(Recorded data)
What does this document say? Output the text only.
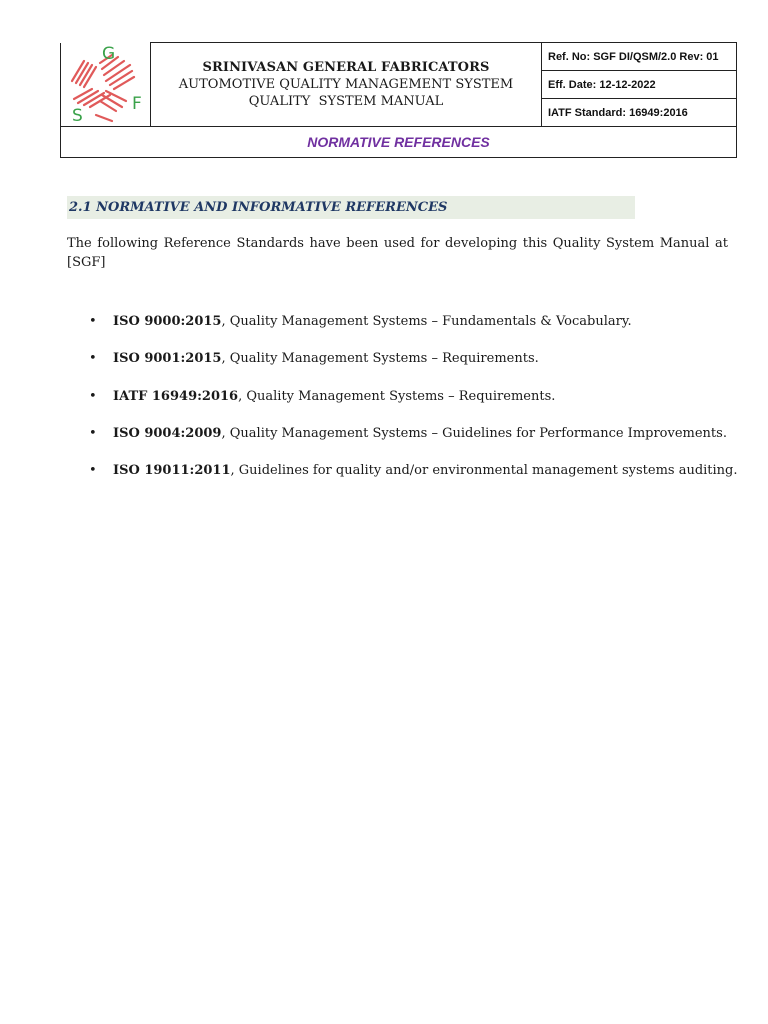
G
S
F

SRINIVASAN GENERAL FABRICATORS
AUTOMOTIVE QUALITY MANAGEMENT SYSTEM
QUALITY  SYSTEM MANUAL
	Ref. No: SGF DI/QSM/2.0 Rev: 01
Eff. Date: 12-12-2022
IATF Standard: 16949:2016
NORMATIVE REFERENCES
2.1 NORMATIVE AND INFORMATIVE REFERENCES

The following Reference Standards have been used for developing this Quality System Manual at [SGF]

• ISO 9000:2015, Quality Management Systems – Fundamentals & Vocabulary.
• ISO 9001:2015, Quality Management Systems – Requirements.
• IATF 16949:2016, Quality Management Systems – Requirements.
• ISO 9004:2009, Quality Management Systems – Guidelines for Performance Improvements.
• ISO 19011:2011, Guidelines for quality and/or environmental management systems auditing.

▶ [STATED EXERCISE]:
Look through the entries above; copy every line holding the string "IATF".

▶ [SOLUTION FOR THIS EXERCISE]:
IATF Standard: 16949:2016
• IATF 16949:2016, Quality Management Systems – Requirements.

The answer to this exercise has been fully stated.